Work required: List every line in this data where the string "液化石油气" occurs.

Source records:
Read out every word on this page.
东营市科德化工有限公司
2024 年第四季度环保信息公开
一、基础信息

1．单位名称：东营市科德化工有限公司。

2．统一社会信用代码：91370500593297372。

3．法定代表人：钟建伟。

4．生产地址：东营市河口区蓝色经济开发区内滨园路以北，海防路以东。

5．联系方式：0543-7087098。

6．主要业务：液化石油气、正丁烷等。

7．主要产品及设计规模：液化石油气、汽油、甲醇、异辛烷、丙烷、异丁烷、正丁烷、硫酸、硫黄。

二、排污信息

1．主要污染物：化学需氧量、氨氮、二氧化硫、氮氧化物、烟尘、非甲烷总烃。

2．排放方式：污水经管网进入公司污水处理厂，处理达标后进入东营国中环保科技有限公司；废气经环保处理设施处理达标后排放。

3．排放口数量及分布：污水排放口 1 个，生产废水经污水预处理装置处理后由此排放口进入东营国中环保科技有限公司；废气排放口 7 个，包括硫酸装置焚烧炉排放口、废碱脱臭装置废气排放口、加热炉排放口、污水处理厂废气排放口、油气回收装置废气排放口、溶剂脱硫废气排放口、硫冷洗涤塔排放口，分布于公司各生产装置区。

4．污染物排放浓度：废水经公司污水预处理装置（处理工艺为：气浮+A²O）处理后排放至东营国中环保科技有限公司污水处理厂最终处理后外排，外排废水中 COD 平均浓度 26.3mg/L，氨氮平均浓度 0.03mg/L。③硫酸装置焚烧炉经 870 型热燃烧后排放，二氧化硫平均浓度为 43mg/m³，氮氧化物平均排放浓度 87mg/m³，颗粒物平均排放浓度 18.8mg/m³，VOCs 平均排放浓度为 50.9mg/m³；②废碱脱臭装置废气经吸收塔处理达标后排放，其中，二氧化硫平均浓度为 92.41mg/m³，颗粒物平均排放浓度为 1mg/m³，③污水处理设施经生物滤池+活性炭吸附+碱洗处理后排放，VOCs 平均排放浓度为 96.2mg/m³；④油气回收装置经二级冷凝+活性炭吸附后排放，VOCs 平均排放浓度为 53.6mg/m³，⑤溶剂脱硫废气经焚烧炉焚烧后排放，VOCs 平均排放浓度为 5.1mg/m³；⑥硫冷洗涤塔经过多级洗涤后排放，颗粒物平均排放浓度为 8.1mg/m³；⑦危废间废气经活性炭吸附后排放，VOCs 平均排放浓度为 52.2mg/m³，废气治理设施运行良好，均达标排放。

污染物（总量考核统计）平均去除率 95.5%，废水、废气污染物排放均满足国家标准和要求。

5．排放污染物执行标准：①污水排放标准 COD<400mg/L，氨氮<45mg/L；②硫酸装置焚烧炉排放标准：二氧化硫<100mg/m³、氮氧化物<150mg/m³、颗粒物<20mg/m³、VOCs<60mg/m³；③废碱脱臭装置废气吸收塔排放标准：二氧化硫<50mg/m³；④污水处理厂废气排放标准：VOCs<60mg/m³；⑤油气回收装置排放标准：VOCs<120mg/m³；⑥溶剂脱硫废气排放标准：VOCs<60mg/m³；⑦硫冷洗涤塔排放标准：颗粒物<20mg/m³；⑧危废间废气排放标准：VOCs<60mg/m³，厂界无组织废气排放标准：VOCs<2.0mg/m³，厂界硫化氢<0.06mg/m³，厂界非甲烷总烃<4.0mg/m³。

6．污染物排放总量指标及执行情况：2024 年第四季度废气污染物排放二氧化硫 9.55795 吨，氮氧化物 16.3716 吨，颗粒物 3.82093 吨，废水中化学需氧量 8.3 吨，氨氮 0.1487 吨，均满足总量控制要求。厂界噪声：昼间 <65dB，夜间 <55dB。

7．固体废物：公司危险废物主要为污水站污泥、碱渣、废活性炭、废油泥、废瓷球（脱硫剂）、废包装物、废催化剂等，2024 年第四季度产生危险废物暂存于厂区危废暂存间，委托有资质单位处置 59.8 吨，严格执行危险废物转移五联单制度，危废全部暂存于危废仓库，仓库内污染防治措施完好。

Finished exercise:
6．主要业务：液化石油气、正丁烷等。
7．主要产品及设计规模：液化石油气、汽油、甲醇、异辛烷、丙烷、异丁烷、正丁烷、硫酸、硫黄。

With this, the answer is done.